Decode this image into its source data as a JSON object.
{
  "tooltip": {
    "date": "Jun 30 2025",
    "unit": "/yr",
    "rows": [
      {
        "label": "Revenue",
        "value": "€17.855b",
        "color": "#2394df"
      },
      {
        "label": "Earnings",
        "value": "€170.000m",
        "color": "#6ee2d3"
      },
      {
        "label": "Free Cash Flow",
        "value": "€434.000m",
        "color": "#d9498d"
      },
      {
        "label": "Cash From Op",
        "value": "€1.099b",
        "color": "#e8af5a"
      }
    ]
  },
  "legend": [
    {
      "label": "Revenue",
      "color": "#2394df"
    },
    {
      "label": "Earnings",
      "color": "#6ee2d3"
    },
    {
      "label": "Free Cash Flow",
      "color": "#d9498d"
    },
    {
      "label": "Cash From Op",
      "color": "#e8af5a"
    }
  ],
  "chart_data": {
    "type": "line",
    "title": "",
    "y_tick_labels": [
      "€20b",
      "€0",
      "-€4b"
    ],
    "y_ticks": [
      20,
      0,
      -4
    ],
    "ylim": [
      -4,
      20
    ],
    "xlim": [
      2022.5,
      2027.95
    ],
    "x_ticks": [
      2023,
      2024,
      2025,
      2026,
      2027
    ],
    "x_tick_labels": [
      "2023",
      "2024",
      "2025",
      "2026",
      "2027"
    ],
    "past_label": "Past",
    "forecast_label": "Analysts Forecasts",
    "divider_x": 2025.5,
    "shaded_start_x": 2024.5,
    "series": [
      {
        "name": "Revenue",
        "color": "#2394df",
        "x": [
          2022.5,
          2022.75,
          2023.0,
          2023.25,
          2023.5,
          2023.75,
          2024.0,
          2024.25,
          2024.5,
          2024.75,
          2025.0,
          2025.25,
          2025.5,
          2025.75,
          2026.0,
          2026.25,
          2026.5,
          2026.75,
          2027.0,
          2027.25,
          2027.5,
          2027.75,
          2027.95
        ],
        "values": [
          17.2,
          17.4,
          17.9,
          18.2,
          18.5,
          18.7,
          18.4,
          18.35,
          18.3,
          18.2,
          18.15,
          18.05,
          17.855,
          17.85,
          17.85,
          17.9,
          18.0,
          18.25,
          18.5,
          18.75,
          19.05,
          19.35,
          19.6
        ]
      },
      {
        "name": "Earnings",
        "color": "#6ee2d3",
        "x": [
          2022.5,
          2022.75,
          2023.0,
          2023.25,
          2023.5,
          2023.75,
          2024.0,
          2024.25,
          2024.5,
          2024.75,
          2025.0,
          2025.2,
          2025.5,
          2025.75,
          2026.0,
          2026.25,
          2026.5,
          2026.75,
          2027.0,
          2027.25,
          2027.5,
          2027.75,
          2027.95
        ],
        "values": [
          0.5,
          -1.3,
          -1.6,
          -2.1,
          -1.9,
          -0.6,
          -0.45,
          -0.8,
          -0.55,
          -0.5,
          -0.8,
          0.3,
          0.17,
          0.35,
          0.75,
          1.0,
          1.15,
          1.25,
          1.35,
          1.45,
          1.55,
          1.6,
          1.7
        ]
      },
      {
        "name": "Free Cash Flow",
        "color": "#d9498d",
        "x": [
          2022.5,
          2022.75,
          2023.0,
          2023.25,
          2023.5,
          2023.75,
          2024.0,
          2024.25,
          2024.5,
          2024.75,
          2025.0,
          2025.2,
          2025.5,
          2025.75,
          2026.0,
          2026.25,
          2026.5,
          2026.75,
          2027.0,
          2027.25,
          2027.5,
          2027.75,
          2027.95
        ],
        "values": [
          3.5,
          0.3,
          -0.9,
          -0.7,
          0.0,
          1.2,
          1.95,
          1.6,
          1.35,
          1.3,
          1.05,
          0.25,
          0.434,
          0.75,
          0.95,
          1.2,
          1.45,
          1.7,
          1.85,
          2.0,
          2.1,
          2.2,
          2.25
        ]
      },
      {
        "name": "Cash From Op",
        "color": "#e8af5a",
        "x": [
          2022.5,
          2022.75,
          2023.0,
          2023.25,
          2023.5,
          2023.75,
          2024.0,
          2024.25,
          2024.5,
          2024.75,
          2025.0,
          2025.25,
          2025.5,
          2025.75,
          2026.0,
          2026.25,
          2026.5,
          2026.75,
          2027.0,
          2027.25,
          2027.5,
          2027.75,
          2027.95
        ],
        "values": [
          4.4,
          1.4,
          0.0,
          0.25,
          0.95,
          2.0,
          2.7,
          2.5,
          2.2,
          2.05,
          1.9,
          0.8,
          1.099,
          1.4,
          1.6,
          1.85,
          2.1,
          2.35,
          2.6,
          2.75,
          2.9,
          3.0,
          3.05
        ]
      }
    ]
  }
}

________________________________________

What you need to do. Across the records, how many lines contain "From"? Only the number should be given.

Task solution. 3